■ **YOUR TASK**
Write the entries out again exactly as they stand, but without the pictures.

■ **MATERIAL**
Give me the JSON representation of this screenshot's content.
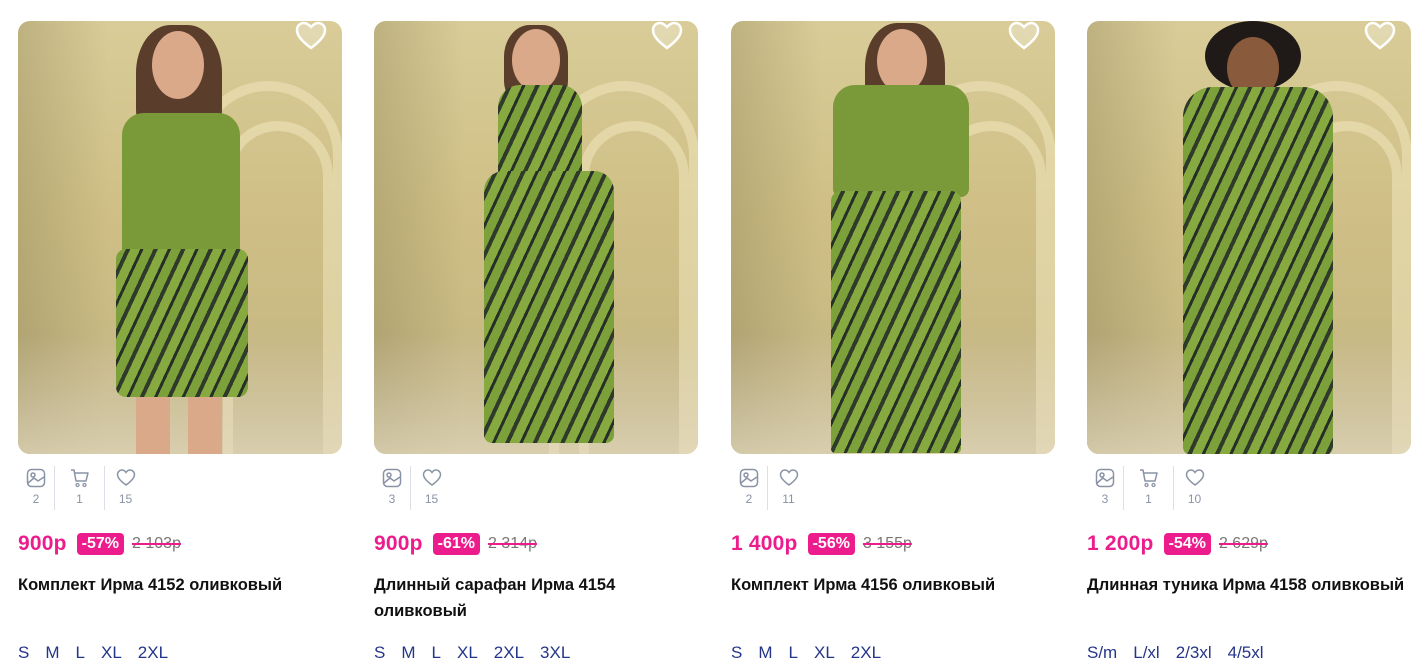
{
  "products": [
    {
      "stats": {
        "photos": "2",
        "cart": "1",
        "likes": "15"
      },
      "price": "900р",
      "discount": "-57%",
      "old_price": "2 103р",
      "title": "Комплект Ирма 4152 оливковый",
      "sizes": [
        "S",
        "M",
        "L",
        "XL",
        "2XL"
      ]
    },
    {
      "stats": {
        "photos": "3",
        "likes": "15"
      },
      "price": "900р",
      "discount": "-61%",
      "old_price": "2 314р",
      "title": "Длинный сарафан Ирма 4154 оливковый",
      "sizes": [
        "S",
        "M",
        "L",
        "XL",
        "2XL",
        "3XL"
      ]
    },
    {
      "stats": {
        "photos": "2",
        "likes": "11"
      },
      "price": "1 400р",
      "discount": "-56%",
      "old_price": "3 155р",
      "title": "Комплект Ирма 4156 оливковый",
      "sizes": [
        "S",
        "M",
        "L",
        "XL",
        "2XL"
      ]
    },
    {
      "stats": {
        "photos": "3",
        "cart": "1",
        "likes": "10"
      },
      "price": "1 200р",
      "discount": "-54%",
      "old_price": "2 629р",
      "title": "Длинная туника Ирма 4158 оливковый",
      "sizes": [
        "S/m",
        "L/xl",
        "2/3xl",
        "4/5xl"
      ]
    }
  ],
  "icons": {
    "favorite": "heart-outline-icon",
    "photos": "image-icon",
    "cart": "cart-icon",
    "likes": "heart-icon"
  },
  "colors": {
    "accent": "#ec1c8c",
    "size_link": "#24368a",
    "stat_gray": "#8a93a6"
  }
}
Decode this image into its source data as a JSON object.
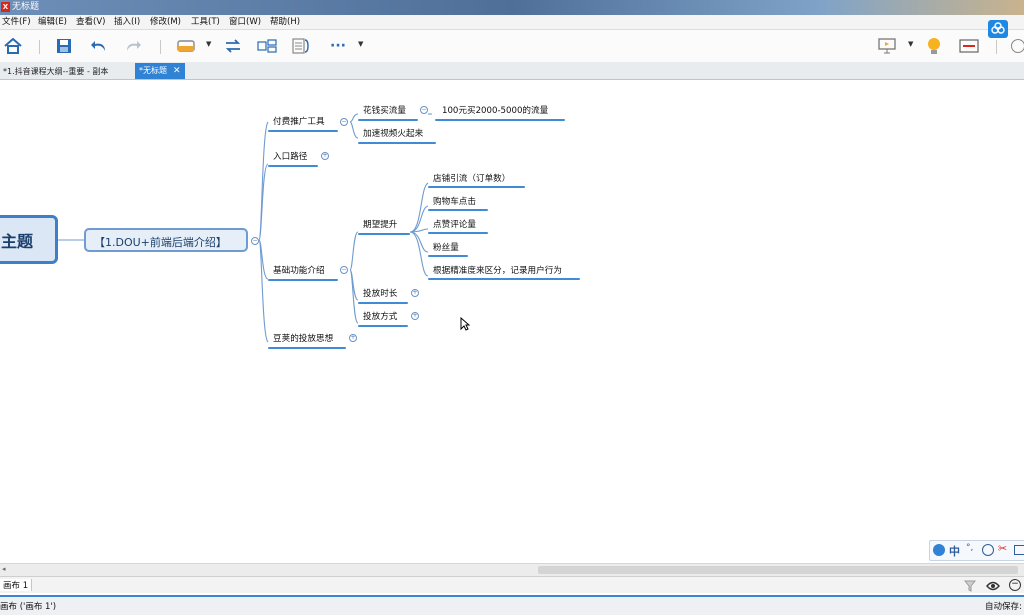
{
  "window": {
    "title": "无标题",
    "logo_text": "X"
  },
  "menu": [
    {
      "label": "文件(F)"
    },
    {
      "label": "编辑(E)"
    },
    {
      "label": "查看(V)"
    },
    {
      "label": "插入(I)"
    },
    {
      "label": "修改(M)"
    },
    {
      "label": "工具(T)"
    },
    {
      "label": "窗口(W)"
    },
    {
      "label": "帮助(H)"
    }
  ],
  "toolbar": {
    "home": "⌂",
    "save": "💾",
    "undo": "↶",
    "redo": "↷",
    "more": "···",
    "light": "💡"
  },
  "tabs": [
    {
      "label": "*1.抖音课程大纲--重要 - 副本",
      "active": false
    },
    {
      "label": "*无标题",
      "active": true,
      "close": "✕"
    }
  ],
  "mindmap": {
    "root": "主题",
    "center": "【1.DOU+前端后端介绍】",
    "branches": {
      "paid_tools": "付费推广工具",
      "buy_traffic": "花钱买流量",
      "buy_traffic_detail": "100元买2000-5000的流量",
      "video_hot": "加速视频火起来",
      "entry_path": "入口路径",
      "basic_features": "基础功能介绍",
      "expect_boost": "期望提升",
      "shop_traffic": "店铺引流（订单数）",
      "cart_click": "购物车点击",
      "likes_comments": "点赞评论量",
      "followers": "粉丝量",
      "precision": "根据精准度来区分，记录用户行为",
      "duration": "投放时长",
      "method": "投放方式",
      "doujia": "豆荚的投放思想"
    },
    "toggle_minus": "−",
    "toggle_plus": "+"
  },
  "sheet": {
    "tab": "画布 1"
  },
  "status": {
    "left": "画布 ('画布 1')",
    "right": "自动保存: 开"
  },
  "ime": {
    "lang": "中",
    "punct": "°,"
  },
  "colors": {
    "accent": "#3f8bd6",
    "root_border": "#3f7fc6",
    "root_fill": "#dbe7f5"
  }
}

■ **TASK RESULT**
Give me the JSON representation of this screenshot's content.
{
  "products": [
    {
      "stats": {
        "photos": "2",
        "cart": "1",
        "likes": "15"
      },
      "price": "900р",
      "discount": "-57%",
      "old_price": "2 103р",
      "title": "Комплект Ирма 4152 оливковый",
      "sizes": [
        "S",
        "M",
        "L",
        "XL",
        "2XL"
      ]
    },
    {
      "stats": {
        "photos": "3",
        "likes": "15"
      },
      "price": "900р",
      "discount": "-61%",
      "old_price": "2 314р",
      "title": "Длинный сарафан Ирма 4154 оливковый",
      "sizes": [
        "S",
        "M",
        "L",
        "XL",
        "2XL",
        "3XL"
      ]
    },
    {
      "stats": {
        "photos": "2",
        "likes": "11"
      },
      "price": "1 400р",
      "discount": "-56%",
      "old_price": "3 155р",
      "title": "Комплект Ирма 4156 оливковый",
      "sizes": [
        "S",
        "M",
        "L",
        "XL",
        "2XL"
      ]
    },
    {
      "stats": {
        "photos": "3",
        "cart": "1",
        "likes": "10"
      },
      "price": "1 200р",
      "discount": "-54%",
      "old_price": "2 629р",
      "title": "Длинная туника Ирма 4158 оливковый",
      "sizes": [
        "S/m",
        "L/xl",
        "2/3xl",
        "4/5xl"
      ]
    }
  ],
  "icons": {
    "favorite": "heart-outline-icon",
    "photos": "image-icon",
    "cart": "cart-icon",
    "likes": "heart-icon"
  },
  "colors": {
    "accent": "#ec1c8c",
    "size_link": "#24368a",
    "stat_gray": "#8a93a6"
  }
}
Decode this image into its source data as a JSON object.
{
  "window": {
    "title": "无标题",
    "logo_text": "X"
  },
  "menu": [
    {
      "label": "文件(F)"
    },
    {
      "label": "编辑(E)"
    },
    {
      "label": "查看(V)"
    },
    {
      "label": "插入(I)"
    },
    {
      "label": "修改(M)"
    },
    {
      "label": "工具(T)"
    },
    {
      "label": "窗口(W)"
    },
    {
      "label": "帮助(H)"
    }
  ],
  "toolbar": {
    "home": "⌂",
    "save": "💾",
    "undo": "↶",
    "redo": "↷",
    "more": "···",
    "light": "💡"
  },
  "tabs": [
    {
      "label": "*1.抖音课程大纲--重要 - 副本",
      "active": false
    },
    {
      "label": "*无标题",
      "active": true,
      "close": "✕"
    }
  ],
  "mindmap": {
    "root": "主题",
    "center": "【1.DOU+前端后端介绍】",
    "branches": {
      "paid_tools": "付费推广工具",
      "buy_traffic": "花钱买流量",
      "buy_traffic_detail": "100元买2000-5000的流量",
      "video_hot": "加速视频火起来",
      "entry_path": "入口路径",
      "basic_features": "基础功能介绍",
      "expect_boost": "期望提升",
      "shop_traffic": "店铺引流（订单数）",
      "cart_click": "购物车点击",
      "likes_comments": "点赞评论量",
      "followers": "粉丝量",
      "precision": "根据精准度来区分，记录用户行为",
      "duration": "投放时长",
      "method": "投放方式",
      "doujia": "豆荚的投放思想"
    },
    "toggle_minus": "−",
    "toggle_plus": "+"
  },
  "sheet": {
    "tab": "画布 1"
  },
  "status": {
    "left": "画布 ('画布 1')",
    "right": "自动保存: 开"
  },
  "ime": {
    "lang": "中",
    "punct": "°,"
  },
  "colors": {
    "accent": "#3f8bd6",
    "root_border": "#3f7fc6",
    "root_fill": "#dbe7f5"
  }
}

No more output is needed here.